Update the records below by replacing every instance of "breakpoint-marker" with "breakpoint-indicator" and keeping everything else the same. Omit the pictures from your answer.

Annotated element listings:
****

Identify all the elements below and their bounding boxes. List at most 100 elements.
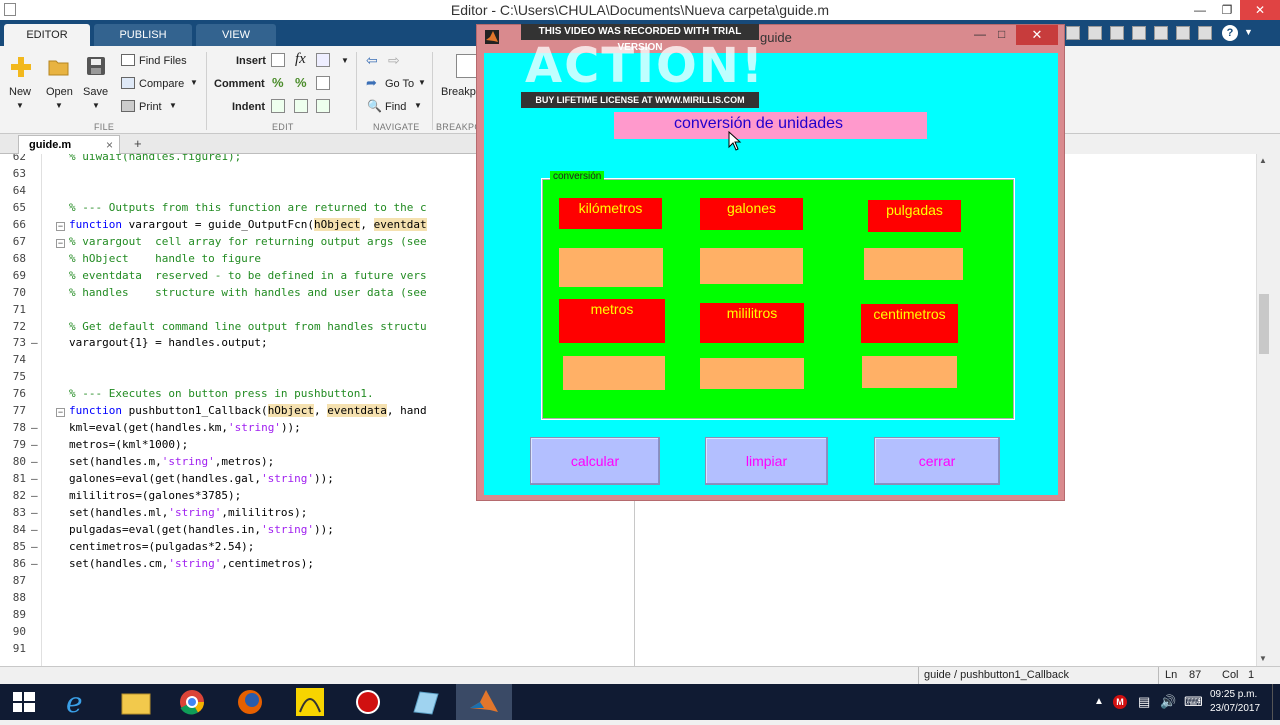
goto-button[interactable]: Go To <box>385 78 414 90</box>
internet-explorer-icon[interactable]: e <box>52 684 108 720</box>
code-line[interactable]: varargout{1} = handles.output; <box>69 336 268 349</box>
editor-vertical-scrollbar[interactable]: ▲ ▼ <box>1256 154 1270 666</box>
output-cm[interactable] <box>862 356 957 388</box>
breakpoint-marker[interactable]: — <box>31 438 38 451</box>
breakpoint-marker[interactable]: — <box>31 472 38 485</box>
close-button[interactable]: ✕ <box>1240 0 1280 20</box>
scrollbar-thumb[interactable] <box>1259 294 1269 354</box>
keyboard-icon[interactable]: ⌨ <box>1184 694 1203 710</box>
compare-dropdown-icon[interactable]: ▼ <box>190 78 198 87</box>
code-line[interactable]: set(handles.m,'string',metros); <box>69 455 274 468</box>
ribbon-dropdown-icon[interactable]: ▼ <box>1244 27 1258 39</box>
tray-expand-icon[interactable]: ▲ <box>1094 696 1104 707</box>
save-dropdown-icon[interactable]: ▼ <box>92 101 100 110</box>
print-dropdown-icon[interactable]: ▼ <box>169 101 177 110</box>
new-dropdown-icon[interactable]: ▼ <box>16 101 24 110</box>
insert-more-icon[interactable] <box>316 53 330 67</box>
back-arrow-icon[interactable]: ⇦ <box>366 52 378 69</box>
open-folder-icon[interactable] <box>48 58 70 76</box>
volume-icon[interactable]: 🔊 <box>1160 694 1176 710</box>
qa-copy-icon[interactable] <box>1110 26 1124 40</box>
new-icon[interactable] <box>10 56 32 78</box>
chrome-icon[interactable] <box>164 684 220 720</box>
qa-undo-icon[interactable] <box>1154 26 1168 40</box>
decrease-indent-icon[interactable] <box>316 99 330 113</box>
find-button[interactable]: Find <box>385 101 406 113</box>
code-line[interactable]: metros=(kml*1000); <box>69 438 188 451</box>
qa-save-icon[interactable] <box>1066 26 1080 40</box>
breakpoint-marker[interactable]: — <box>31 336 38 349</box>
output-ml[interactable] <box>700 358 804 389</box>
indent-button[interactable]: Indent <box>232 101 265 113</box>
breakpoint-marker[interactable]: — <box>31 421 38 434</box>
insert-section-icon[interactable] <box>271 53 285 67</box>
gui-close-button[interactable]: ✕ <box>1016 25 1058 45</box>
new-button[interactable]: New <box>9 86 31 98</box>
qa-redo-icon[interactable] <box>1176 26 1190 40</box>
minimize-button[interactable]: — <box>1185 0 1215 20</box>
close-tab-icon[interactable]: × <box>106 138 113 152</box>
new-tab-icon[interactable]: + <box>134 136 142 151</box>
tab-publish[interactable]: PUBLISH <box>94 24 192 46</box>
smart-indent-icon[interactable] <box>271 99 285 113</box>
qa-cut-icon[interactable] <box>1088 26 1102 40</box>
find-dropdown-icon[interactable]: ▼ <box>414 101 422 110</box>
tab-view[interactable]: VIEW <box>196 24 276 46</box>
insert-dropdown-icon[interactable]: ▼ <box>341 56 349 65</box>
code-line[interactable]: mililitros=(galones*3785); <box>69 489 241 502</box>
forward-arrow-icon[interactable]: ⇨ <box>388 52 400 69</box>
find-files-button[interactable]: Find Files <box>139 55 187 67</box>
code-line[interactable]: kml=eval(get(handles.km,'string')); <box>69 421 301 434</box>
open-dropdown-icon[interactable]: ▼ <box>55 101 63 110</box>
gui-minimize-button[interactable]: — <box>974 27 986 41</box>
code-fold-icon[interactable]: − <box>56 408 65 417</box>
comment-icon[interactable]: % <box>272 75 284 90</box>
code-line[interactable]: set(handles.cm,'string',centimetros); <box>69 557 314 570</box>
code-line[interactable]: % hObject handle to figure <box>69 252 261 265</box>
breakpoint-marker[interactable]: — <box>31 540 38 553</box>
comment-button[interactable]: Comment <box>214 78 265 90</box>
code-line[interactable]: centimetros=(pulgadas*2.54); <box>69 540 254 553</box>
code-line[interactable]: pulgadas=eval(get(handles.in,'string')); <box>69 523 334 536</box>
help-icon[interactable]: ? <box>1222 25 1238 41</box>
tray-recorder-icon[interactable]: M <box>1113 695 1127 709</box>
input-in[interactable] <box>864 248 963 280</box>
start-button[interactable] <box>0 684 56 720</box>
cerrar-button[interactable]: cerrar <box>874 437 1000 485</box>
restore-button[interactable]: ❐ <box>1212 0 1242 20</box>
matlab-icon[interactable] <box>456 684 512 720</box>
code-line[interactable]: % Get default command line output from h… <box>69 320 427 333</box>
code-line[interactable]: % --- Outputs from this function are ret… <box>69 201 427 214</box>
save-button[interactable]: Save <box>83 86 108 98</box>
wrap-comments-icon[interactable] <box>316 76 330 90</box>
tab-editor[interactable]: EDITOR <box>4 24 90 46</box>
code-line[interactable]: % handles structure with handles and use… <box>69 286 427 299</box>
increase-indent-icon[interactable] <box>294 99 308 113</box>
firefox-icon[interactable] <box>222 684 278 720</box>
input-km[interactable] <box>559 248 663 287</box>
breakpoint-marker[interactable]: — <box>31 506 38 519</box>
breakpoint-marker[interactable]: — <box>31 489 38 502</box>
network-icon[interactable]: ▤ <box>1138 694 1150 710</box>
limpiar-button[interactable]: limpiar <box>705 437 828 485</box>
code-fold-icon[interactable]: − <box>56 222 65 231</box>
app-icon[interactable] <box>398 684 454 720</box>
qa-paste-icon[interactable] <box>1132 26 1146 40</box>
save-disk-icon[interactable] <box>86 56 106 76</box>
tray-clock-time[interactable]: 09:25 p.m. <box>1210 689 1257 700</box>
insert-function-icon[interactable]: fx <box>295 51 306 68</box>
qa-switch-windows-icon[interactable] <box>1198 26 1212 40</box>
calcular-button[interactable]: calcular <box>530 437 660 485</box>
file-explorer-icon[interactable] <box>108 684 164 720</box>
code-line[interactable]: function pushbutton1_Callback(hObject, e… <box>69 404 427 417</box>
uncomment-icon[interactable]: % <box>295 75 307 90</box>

****

## Full response
Identify all the elements below and their bounding boxes. List at most 100 elements.
goto-button[interactable]: Go To <box>385 78 414 90</box>
internet-explorer-icon[interactable]: e <box>52 684 108 720</box>
code-line[interactable]: varargout{1} = handles.output; <box>69 336 268 349</box>
editor-vertical-scrollbar[interactable]: ▲ ▼ <box>1256 154 1270 666</box>
output-cm[interactable] <box>862 356 957 388</box>
breakpoint-indicator[interactable]: — <box>31 438 38 451</box>
breakpoint-indicator[interactable]: — <box>31 472 38 485</box>
close-button[interactable]: ✕ <box>1240 0 1280 20</box>
scrollbar-thumb[interactable] <box>1259 294 1269 354</box>
keyboard-icon[interactable]: ⌨ <box>1184 694 1203 710</box>
compare-dropdown-icon[interactable]: ▼ <box>190 78 198 87</box>
code-line[interactable]: set(handles.m,'string',metros); <box>69 455 274 468</box>
ribbon-dropdown-icon[interactable]: ▼ <box>1244 27 1258 39</box>
tray-expand-icon[interactable]: ▲ <box>1094 696 1104 707</box>
save-dropdown-icon[interactable]: ▼ <box>92 101 100 110</box>
print-dropdown-icon[interactable]: ▼ <box>169 101 177 110</box>
new-dropdown-icon[interactable]: ▼ <box>16 101 24 110</box>
insert-more-icon[interactable] <box>316 53 330 67</box>
back-arrow-icon[interactable]: ⇦ <box>366 52 378 69</box>
open-folder-icon[interactable] <box>48 58 70 76</box>
volume-icon[interactable]: 🔊 <box>1160 694 1176 710</box>
qa-copy-icon[interactable] <box>1110 26 1124 40</box>
new-icon[interactable] <box>10 56 32 78</box>
chrome-icon[interactable] <box>164 684 220 720</box>
qa-undo-icon[interactable] <box>1154 26 1168 40</box>
decrease-indent-icon[interactable] <box>316 99 330 113</box>
find-button[interactable]: Find <box>385 101 406 113</box>
code-line[interactable]: metros=(kml*1000); <box>69 438 188 451</box>
qa-save-icon[interactable] <box>1066 26 1080 40</box>
breakpoint-indicator[interactable]: — <box>31 336 38 349</box>
output-ml[interactable] <box>700 358 804 389</box>
indent-button[interactable]: Indent <box>232 101 265 113</box>
breakpoint-indicator[interactable]: — <box>31 421 38 434</box>
insert-section-icon[interactable] <box>271 53 285 67</box>
gui-close-button[interactable]: ✕ <box>1016 25 1058 45</box>
new-button[interactable]: New <box>9 86 31 98</box>
qa-redo-icon[interactable] <box>1176 26 1190 40</box>
minimize-button[interactable]: — <box>1185 0 1215 20</box>
close-tab-icon[interactable]: × <box>106 138 113 152</box>
new-tab-icon[interactable]: + <box>134 136 142 151</box>
tab-publish[interactable]: PUBLISH <box>94 24 192 46</box>
smart-indent-icon[interactable] <box>271 99 285 113</box>
qa-cut-icon[interactable] <box>1088 26 1102 40</box>
find-dropdown-icon[interactable]: ▼ <box>414 101 422 110</box>
tab-view[interactable]: VIEW <box>196 24 276 46</box>
insert-dropdown-icon[interactable]: ▼ <box>341 56 349 65</box>
code-line[interactable]: mililitros=(galones*3785); <box>69 489 241 502</box>
forward-arrow-icon[interactable]: ⇨ <box>388 52 400 69</box>
find-files-button[interactable]: Find Files <box>139 55 187 67</box>
code-line[interactable]: kml=eval(get(handles.km,'string')); <box>69 421 301 434</box>
open-dropdown-icon[interactable]: ▼ <box>55 101 63 110</box>
gui-minimize-button[interactable]: — <box>974 27 986 41</box>
code-fold-icon[interactable]: − <box>56 408 65 417</box>
comment-icon[interactable]: % <box>272 75 284 90</box>
code-line[interactable]: set(handles.cm,'string',centimetros); <box>69 557 314 570</box>
code-line[interactable]: % hObject handle to figure <box>69 252 261 265</box>
breakpoint-indicator[interactable]: — <box>31 540 38 553</box>
comment-button[interactable]: Comment <box>214 78 265 90</box>
code-line[interactable]: centimetros=(pulgadas*2.54); <box>69 540 254 553</box>
code-line[interactable]: pulgadas=eval(get(handles.in,'string')); <box>69 523 334 536</box>
help-icon[interactable]: ? <box>1222 25 1238 41</box>
tray-recorder-icon[interactable]: M <box>1113 695 1127 709</box>
input-in[interactable] <box>864 248 963 280</box>
start-button[interactable] <box>0 684 56 720</box>
cerrar-button[interactable]: cerrar <box>874 437 1000 485</box>
restore-button[interactable]: ❐ <box>1212 0 1242 20</box>
matlab-icon[interactable] <box>456 684 512 720</box>
code-line[interactable]: % Get default command line output from h… <box>69 320 427 333</box>
code-line[interactable]: % --- Outputs from this function are ret… <box>69 201 427 214</box>
save-button[interactable]: Save <box>83 86 108 98</box>
wrap-comments-icon[interactable] <box>316 76 330 90</box>
tab-editor[interactable]: EDITOR <box>4 24 90 46</box>
code-line[interactable]: % handles structure with handles and use… <box>69 286 427 299</box>
increase-indent-icon[interactable] <box>294 99 308 113</box>
firefox-icon[interactable] <box>222 684 278 720</box>
input-km[interactable] <box>559 248 663 287</box>
breakpoint-indicator[interactable]: — <box>31 506 38 519</box>
breakpoint-indicator[interactable]: — <box>31 489 38 502</box>
network-icon[interactable]: ▤ <box>1138 694 1150 710</box>
limpiar-button[interactable]: limpiar <box>705 437 828 485</box>
code-fold-icon[interactable]: − <box>56 222 65 231</box>
app-icon[interactable] <box>398 684 454 720</box>
qa-paste-icon[interactable] <box>1132 26 1146 40</box>
save-disk-icon[interactable] <box>86 56 106 76</box>
tray-clock-time[interactable]: 09:25 p.m. <box>1210 689 1257 700</box>
insert-function-icon[interactable]: fx <box>295 51 306 68</box>
qa-switch-windows-icon[interactable] <box>1198 26 1212 40</box>
calcular-button[interactable]: calcular <box>530 437 660 485</box>
file-explorer-icon[interactable] <box>108 684 164 720</box>
code-line[interactable]: function pushbutton1_Callback(hObject, e… <box>69 404 427 417</box>
uncomment-icon[interactable]: % <box>295 75 307 90</box>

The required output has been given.